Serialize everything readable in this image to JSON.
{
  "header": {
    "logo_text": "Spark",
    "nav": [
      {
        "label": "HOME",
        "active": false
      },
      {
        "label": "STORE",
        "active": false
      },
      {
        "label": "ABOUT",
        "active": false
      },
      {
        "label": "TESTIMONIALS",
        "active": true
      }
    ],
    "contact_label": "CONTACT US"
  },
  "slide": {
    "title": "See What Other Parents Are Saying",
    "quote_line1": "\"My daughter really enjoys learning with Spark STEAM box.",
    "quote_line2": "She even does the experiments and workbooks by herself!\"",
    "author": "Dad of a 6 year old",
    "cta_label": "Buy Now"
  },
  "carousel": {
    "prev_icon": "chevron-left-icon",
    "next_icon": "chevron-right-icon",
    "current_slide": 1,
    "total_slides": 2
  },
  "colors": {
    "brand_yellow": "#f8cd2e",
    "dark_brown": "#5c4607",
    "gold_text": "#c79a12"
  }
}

·····

*DIRECTION*: Above are some records. Print them all exactly.

*THE RESPONSE*:
Serialize everything readable in this image to JSON.
{
  "header": {
    "logo_text": "Spark",
    "nav": [
      {
        "label": "HOME",
        "active": false
      },
      {
        "label": "STORE",
        "active": false
      },
      {
        "label": "ABOUT",
        "active": false
      },
      {
        "label": "TESTIMONIALS",
        "active": true
      }
    ],
    "contact_label": "CONTACT US"
  },
  "slide": {
    "title": "See What Other Parents Are Saying",
    "quote_line1": "\"My daughter really enjoys learning with Spark STEAM box.",
    "quote_line2": "She even does the experiments and workbooks by herself!\"",
    "author": "Dad of a 6 year old",
    "cta_label": "Buy Now"
  },
  "carousel": {
    "prev_icon": "chevron-left-icon",
    "next_icon": "chevron-right-icon",
    "current_slide": 1,
    "total_slides": 2
  },
  "colors": {
    "brand_yellow": "#f8cd2e",
    "dark_brown": "#5c4607",
    "gold_text": "#c79a12"
  }
}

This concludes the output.